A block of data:

* * *

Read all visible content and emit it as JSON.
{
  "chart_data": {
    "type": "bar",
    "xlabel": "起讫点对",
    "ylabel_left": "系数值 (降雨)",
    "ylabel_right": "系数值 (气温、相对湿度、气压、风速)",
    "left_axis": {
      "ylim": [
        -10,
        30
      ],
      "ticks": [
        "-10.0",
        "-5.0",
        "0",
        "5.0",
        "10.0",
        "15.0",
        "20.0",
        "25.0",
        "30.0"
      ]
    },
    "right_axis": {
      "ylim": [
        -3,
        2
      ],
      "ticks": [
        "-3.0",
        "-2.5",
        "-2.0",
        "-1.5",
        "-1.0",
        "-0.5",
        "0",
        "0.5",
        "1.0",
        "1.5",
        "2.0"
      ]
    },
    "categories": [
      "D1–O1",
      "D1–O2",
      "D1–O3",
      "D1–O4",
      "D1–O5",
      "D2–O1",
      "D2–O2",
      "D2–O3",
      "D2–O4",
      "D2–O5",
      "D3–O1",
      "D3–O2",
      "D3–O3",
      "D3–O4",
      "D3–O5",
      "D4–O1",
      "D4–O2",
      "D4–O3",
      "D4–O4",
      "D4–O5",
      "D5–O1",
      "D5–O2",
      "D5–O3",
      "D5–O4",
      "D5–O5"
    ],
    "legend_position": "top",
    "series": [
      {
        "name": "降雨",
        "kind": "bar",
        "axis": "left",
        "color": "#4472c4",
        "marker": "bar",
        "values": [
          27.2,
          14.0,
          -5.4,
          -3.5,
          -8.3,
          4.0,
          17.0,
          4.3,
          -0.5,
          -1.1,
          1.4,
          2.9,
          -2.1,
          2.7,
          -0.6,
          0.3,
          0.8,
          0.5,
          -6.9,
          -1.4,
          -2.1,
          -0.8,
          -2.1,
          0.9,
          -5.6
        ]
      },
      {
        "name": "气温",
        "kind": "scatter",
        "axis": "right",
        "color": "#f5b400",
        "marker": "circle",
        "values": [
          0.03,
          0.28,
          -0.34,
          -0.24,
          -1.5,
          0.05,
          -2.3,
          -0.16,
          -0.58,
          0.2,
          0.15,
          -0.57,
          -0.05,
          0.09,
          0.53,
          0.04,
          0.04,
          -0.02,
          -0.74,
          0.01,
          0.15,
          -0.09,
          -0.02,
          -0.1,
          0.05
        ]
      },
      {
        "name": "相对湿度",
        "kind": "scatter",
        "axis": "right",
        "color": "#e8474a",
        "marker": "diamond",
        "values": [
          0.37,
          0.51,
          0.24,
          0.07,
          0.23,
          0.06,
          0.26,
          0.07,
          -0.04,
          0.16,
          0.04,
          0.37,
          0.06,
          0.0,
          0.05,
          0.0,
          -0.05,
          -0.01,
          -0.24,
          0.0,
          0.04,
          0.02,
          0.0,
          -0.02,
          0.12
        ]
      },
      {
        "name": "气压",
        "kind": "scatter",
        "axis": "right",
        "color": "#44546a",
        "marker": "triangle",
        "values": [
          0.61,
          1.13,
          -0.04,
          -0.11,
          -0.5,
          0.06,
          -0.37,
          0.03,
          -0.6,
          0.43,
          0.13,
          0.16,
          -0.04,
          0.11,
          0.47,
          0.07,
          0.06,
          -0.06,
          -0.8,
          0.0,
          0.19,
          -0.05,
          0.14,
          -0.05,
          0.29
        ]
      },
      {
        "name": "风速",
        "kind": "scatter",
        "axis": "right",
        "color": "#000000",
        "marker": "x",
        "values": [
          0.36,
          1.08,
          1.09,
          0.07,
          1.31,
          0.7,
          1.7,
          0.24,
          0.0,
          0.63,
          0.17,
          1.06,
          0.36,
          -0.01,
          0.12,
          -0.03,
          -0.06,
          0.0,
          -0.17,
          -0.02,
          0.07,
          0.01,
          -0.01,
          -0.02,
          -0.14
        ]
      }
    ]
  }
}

* * *

Nothing in the listing may be changed; retype it all exactly.

Read all visible content and emit it as JSON.
{
  "chart_data": {
    "type": "bar",
    "xlabel": "起讫点对",
    "ylabel_left": "系数值 (降雨)",
    "ylabel_right": "系数值 (气温、相对湿度、气压、风速)",
    "left_axis": {
      "ylim": [
        -10,
        30
      ],
      "ticks": [
        "-10.0",
        "-5.0",
        "0",
        "5.0",
        "10.0",
        "15.0",
        "20.0",
        "25.0",
        "30.0"
      ]
    },
    "right_axis": {
      "ylim": [
        -3,
        2
      ],
      "ticks": [
        "-3.0",
        "-2.5",
        "-2.0",
        "-1.5",
        "-1.0",
        "-0.5",
        "0",
        "0.5",
        "1.0",
        "1.5",
        "2.0"
      ]
    },
    "categories": [
      "D1–O1",
      "D1–O2",
      "D1–O3",
      "D1–O4",
      "D1–O5",
      "D2–O1",
      "D2–O2",
      "D2–O3",
      "D2–O4",
      "D2–O5",
      "D3–O1",
      "D3–O2",
      "D3–O3",
      "D3–O4",
      "D3–O5",
      "D4–O1",
      "D4–O2",
      "D4–O3",
      "D4–O4",
      "D4–O5",
      "D5–O1",
      "D5–O2",
      "D5–O3",
      "D5–O4",
      "D5–O5"
    ],
    "legend_position": "top",
    "series": [
      {
        "name": "降雨",
        "kind": "bar",
        "axis": "left",
        "color": "#4472c4",
        "marker": "bar",
        "values": [
          27.2,
          14.0,
          -5.4,
          -3.5,
          -8.3,
          4.0,
          17.0,
          4.3,
          -0.5,
          -1.1,
          1.4,
          2.9,
          -2.1,
          2.7,
          -0.6,
          0.3,
          0.8,
          0.5,
          -6.9,
          -1.4,
          -2.1,
          -0.8,
          -2.1,
          0.9,
          -5.6
        ]
      },
      {
        "name": "气温",
        "kind": "scatter",
        "axis": "right",
        "color": "#f5b400",
        "marker": "circle",
        "values": [
          0.03,
          0.28,
          -0.34,
          -0.24,
          -1.5,
          0.05,
          -2.3,
          -0.16,
          -0.58,
          0.2,
          0.15,
          -0.57,
          -0.05,
          0.09,
          0.53,
          0.04,
          0.04,
          -0.02,
          -0.74,
          0.01,
          0.15,
          -0.09,
          -0.02,
          -0.1,
          0.05
        ]
      },
      {
        "name": "相对湿度",
        "kind": "scatter",
        "axis": "right",
        "color": "#e8474a",
        "marker": "diamond",
        "values": [
          0.37,
          0.51,
          0.24,
          0.07,
          0.23,
          0.06,
          0.26,
          0.07,
          -0.04,
          0.16,
          0.04,
          0.37,
          0.06,
          0.0,
          0.05,
          0.0,
          -0.05,
          -0.01,
          -0.24,
          0.0,
          0.04,
          0.02,
          0.0,
          -0.02,
          0.12
        ]
      },
      {
        "name": "气压",
        "kind": "scatter",
        "axis": "right",
        "color": "#44546a",
        "marker": "triangle",
        "values": [
          0.61,
          1.13,
          -0.04,
          -0.11,
          -0.5,
          0.06,
          -0.37,
          0.03,
          -0.6,
          0.43,
          0.13,
          0.16,
          -0.04,
          0.11,
          0.47,
          0.07,
          0.06,
          -0.06,
          -0.8,
          0.0,
          0.19,
          -0.05,
          0.14,
          -0.05,
          0.29
        ]
      },
      {
        "name": "风速",
        "kind": "scatter",
        "axis": "right",
        "color": "#000000",
        "marker": "x",
        "values": [
          0.36,
          1.08,
          1.09,
          0.07,
          1.31,
          0.7,
          1.7,
          0.24,
          0.0,
          0.63,
          0.17,
          1.06,
          0.36,
          -0.01,
          0.12,
          -0.03,
          -0.06,
          0.0,
          -0.17,
          -0.02,
          0.07,
          0.01,
          -0.01,
          -0.02,
          -0.14
        ]
      }
    ]
  }
}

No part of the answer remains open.